WRITTEN TASK: Copy out the data exactly, leaving the pictures behind.

··· RECORDS TO PROCESS ···

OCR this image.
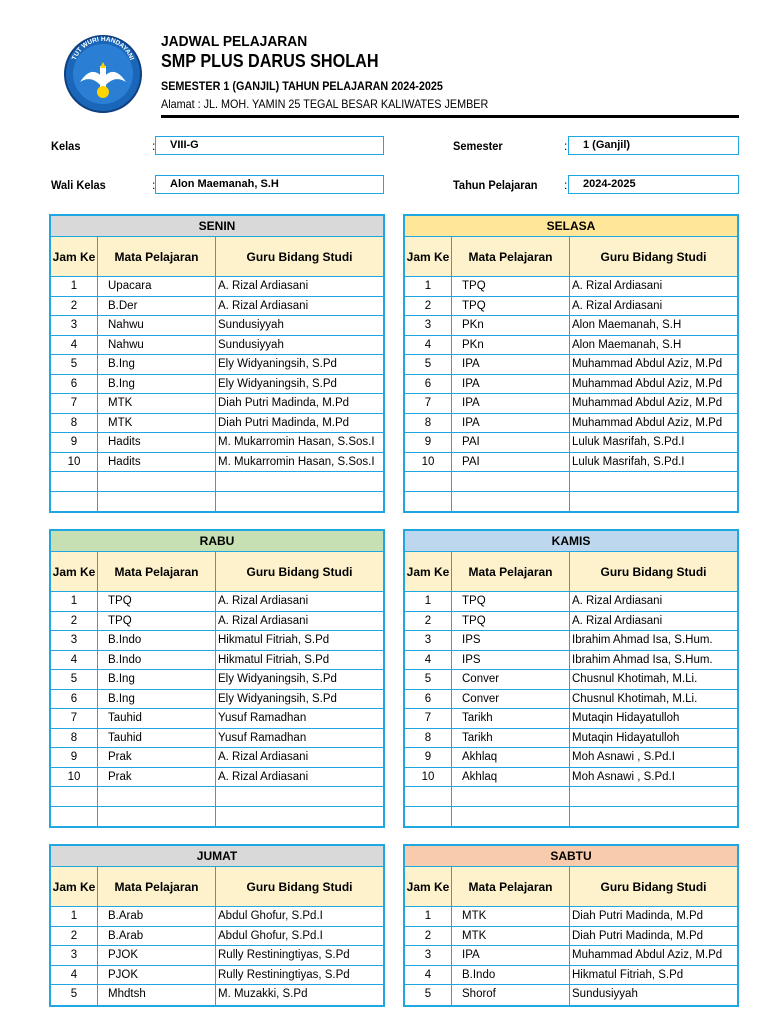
TUT WURI HANDAYANI
JADWAL PELAJARAN
SMP PLUS DARUS SHOLAH
SEMESTER 1 (GANJIL) TAHUN PELAJARAN 2024-2025
Alamat : JL. MOH. YAMIN 25 TEGAL BESAR KALIWATES JEMBER
Kelas	:	VIII-G
Wali Kelas	:	Alon Maemanah, S.H
Semester	:	1 (Ganjil)
Tahun Pelajaran :	2024-2025
SENIN
Jam Ke	Mata Pelajaran	Guru Bidang Studi
1	Upacara	A. Rizal Ardiasani
2	B.Der	A. Rizal Ardiasani
3	Nahwu	Sundusiyyah
4	Nahwu	Sundusiyyah
5	B.Ing	Ely Widyaningsih, S.Pd
6	B.Ing	Ely Widyaningsih, S.Pd
7	MTK	Diah Putri Madinda, M.Pd
8	MTK	Diah Putri Madinda, M.Pd
9	Hadits	M. Mukarromin Hasan, S.Sos.I
10	Hadits	M. Mukarromin Hasan, S.Sos.I
SELASA
Jam Ke	Mata Pelajaran	Guru Bidang Studi
1	TPQ	A. Rizal Ardiasani
2	TPQ	A. Rizal Ardiasani
3	PKn	Alon Maemanah, S.H
4	PKn	Alon Maemanah, S.H
5	IPA	Muhammad Abdul Aziz, M.Pd
6	IPA	Muhammad Abdul Aziz, M.Pd
7	IPA	Muhammad Abdul Aziz, M.Pd
8	IPA	Muhammad Abdul Aziz, M.Pd
9	PAI	Luluk Masrifah, S.Pd.I
10	PAI	Luluk Masrifah, S.Pd.I
RABU
Jam Ke	Mata Pelajaran	Guru Bidang Studi
1	TPQ	A. Rizal Ardiasani
2	TPQ	A. Rizal Ardiasani
3	B.Indo	Hikmatul Fitriah, S.Pd
4	B.Indo	Hikmatul Fitriah, S.Pd
5	B.Ing	Ely Widyaningsih, S.Pd
6	B.Ing	Ely Widyaningsih, S.Pd
7	Tauhid	Yusuf Ramadhan
8	Tauhid	Yusuf Ramadhan
9	Prak	A. Rizal Ardiasani
10	Prak	A. Rizal Ardiasani
KAMIS
Jam Ke	Mata Pelajaran	Guru Bidang Studi
1	TPQ	A. Rizal Ardiasani
2	TPQ	A. Rizal Ardiasani
3	IPS	Ibrahim Ahmad Isa, S.Hum.
4	IPS	Ibrahim Ahmad Isa, S.Hum.
5	Conver	Chusnul Khotimah, M.Li.
6	Conver	Chusnul Khotimah, M.Li.
7	Tarikh	Mutaqin Hidayatulloh
8	Tarikh	Mutaqin Hidayatulloh
9	Akhlaq	Moh Asnawi , S.Pd.I
10	Akhlaq	Moh Asnawi , S.Pd.I
JUMAT
Jam Ke	Mata Pelajaran	Guru Bidang Studi
1	B.Arab	Abdul Ghofur, S.Pd.I
2	B.Arab	Abdul Ghofur, S.Pd.I
3	PJOK	Rully Restiningtiyas, S.Pd
4	PJOK	Rully Restiningtiyas, S.Pd
5	Mhdtsh	M. Muzakki, S.Pd
SABTU
Jam Ke	Mata Pelajaran	Guru Bidang Studi
1	MTK	Diah Putri Madinda, M.Pd
2	MTK	Diah Putri Madinda, M.Pd
3	IPA	Muhammad Abdul Aziz, M.Pd
4	B.Indo	Hikmatul Fitriah, S.Pd
5	Shorof	Sundusiyyah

···

RIGHT ANSWER:
OCR this image.
TUT WURI HANDAYANI
JADWAL PELAJARAN
SMP PLUS DARUS SHOLAH
SEMESTER 1 (GANJIL) TAHUN PELAJARAN 2024-2025
Alamat : JL. MOH. YAMIN 25 TEGAL BESAR KALIWATES JEMBER
Kelas	:	VIII-G
Wali Kelas	:	Alon Maemanah, S.H
Semester	:	1 (Ganjil)
Tahun Pelajaran :	2024-2025
SENIN
Jam Ke	Mata Pelajaran	Guru Bidang Studi
1	Upacara	A. Rizal Ardiasani
2	B.Der	A. Rizal Ardiasani
3	Nahwu	Sundusiyyah
4	Nahwu	Sundusiyyah
5	B.Ing	Ely Widyaningsih, S.Pd
6	B.Ing	Ely Widyaningsih, S.Pd
7	MTK	Diah Putri Madinda, M.Pd
8	MTK	Diah Putri Madinda, M.Pd
9	Hadits	M. Mukarromin Hasan, S.Sos.I
10	Hadits	M. Mukarromin Hasan, S.Sos.I
SELASA
Jam Ke	Mata Pelajaran	Guru Bidang Studi
1	TPQ	A. Rizal Ardiasani
2	TPQ	A. Rizal Ardiasani
3	PKn	Alon Maemanah, S.H
4	PKn	Alon Maemanah, S.H
5	IPA	Muhammad Abdul Aziz, M.Pd
6	IPA	Muhammad Abdul Aziz, M.Pd
7	IPA	Muhammad Abdul Aziz, M.Pd
8	IPA	Muhammad Abdul Aziz, M.Pd
9	PAI	Luluk Masrifah, S.Pd.I
10	PAI	Luluk Masrifah, S.Pd.I
RABU
Jam Ke	Mata Pelajaran	Guru Bidang Studi
1	TPQ	A. Rizal Ardiasani
2	TPQ	A. Rizal Ardiasani
3	B.Indo	Hikmatul Fitriah, S.Pd
4	B.Indo	Hikmatul Fitriah, S.Pd
5	B.Ing	Ely Widyaningsih, S.Pd
6	B.Ing	Ely Widyaningsih, S.Pd
7	Tauhid	Yusuf Ramadhan
8	Tauhid	Yusuf Ramadhan
9	Prak	A. Rizal Ardiasani
10	Prak	A. Rizal Ardiasani
KAMIS
Jam Ke	Mata Pelajaran	Guru Bidang Studi
1	TPQ	A. Rizal Ardiasani
2	TPQ	A. Rizal Ardiasani
3	IPS	Ibrahim Ahmad Isa, S.Hum.
4	IPS	Ibrahim Ahmad Isa, S.Hum.
5	Conver	Chusnul Khotimah, M.Li.
6	Conver	Chusnul Khotimah, M.Li.
7	Tarikh	Mutaqin Hidayatulloh
8	Tarikh	Mutaqin Hidayatulloh
9	Akhlaq	Moh Asnawi , S.Pd.I
10	Akhlaq	Moh Asnawi , S.Pd.I
JUMAT
Jam Ke	Mata Pelajaran	Guru Bidang Studi
1	B.Arab	Abdul Ghofur, S.Pd.I
2	B.Arab	Abdul Ghofur, S.Pd.I
3	PJOK	Rully Restiningtiyas, S.Pd
4	PJOK	Rully Restiningtiyas, S.Pd
5	Mhdtsh	M. Muzakki, S.Pd
SABTU
Jam Ke	Mata Pelajaran	Guru Bidang Studi
1	MTK	Diah Putri Madinda, M.Pd
2	MTK	Diah Putri Madinda, M.Pd
3	IPA	Muhammad Abdul Aziz, M.Pd
4	B.Indo	Hikmatul Fitriah, S.Pd
5	Shorof	Sundusiyyah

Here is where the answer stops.